[Required task] Restate the full set of records exactly, without adding or dropping a word.

[Dataset entries]
■ ■ ■ ■ ■ ■ ■

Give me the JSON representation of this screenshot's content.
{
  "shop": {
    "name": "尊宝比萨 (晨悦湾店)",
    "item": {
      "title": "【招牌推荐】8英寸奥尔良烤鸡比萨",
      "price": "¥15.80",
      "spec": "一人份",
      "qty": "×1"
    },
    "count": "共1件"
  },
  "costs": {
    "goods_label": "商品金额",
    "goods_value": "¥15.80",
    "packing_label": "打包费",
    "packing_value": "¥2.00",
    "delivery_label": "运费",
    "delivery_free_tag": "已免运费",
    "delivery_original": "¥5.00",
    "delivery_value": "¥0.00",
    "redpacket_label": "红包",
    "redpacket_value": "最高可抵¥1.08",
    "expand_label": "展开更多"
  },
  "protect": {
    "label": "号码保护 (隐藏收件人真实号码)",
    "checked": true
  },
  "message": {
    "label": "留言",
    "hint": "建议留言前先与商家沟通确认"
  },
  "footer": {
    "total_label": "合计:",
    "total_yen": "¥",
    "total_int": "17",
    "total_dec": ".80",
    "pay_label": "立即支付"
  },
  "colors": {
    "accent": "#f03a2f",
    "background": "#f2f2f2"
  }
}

■ ■ ■ ■ ■ ■ ■

[Written answer]
Give me the JSON representation of this screenshot's content.
{
  "shop": {
    "name": "尊宝比萨 (晨悦湾店)",
    "item": {
      "title": "【招牌推荐】8英寸奥尔良烤鸡比萨",
      "price": "¥15.80",
      "spec": "一人份",
      "qty": "×1"
    },
    "count": "共1件"
  },
  "costs": {
    "goods_label": "商品金额",
    "goods_value": "¥15.80",
    "packing_label": "打包费",
    "packing_value": "¥2.00",
    "delivery_label": "运费",
    "delivery_free_tag": "已免运费",
    "delivery_original": "¥5.00",
    "delivery_value": "¥0.00",
    "redpacket_label": "红包",
    "redpacket_value": "最高可抵¥1.08",
    "expand_label": "展开更多"
  },
  "protect": {
    "label": "号码保护 (隐藏收件人真实号码)",
    "checked": true
  },
  "message": {
    "label": "留言",
    "hint": "建议留言前先与商家沟通确认"
  },
  "footer": {
    "total_label": "合计:",
    "total_yen": "¥",
    "total_int": "17",
    "total_dec": ".80",
    "pay_label": "立即支付"
  },
  "colors": {
    "accent": "#f03a2f",
    "background": "#f2f2f2"
  }
}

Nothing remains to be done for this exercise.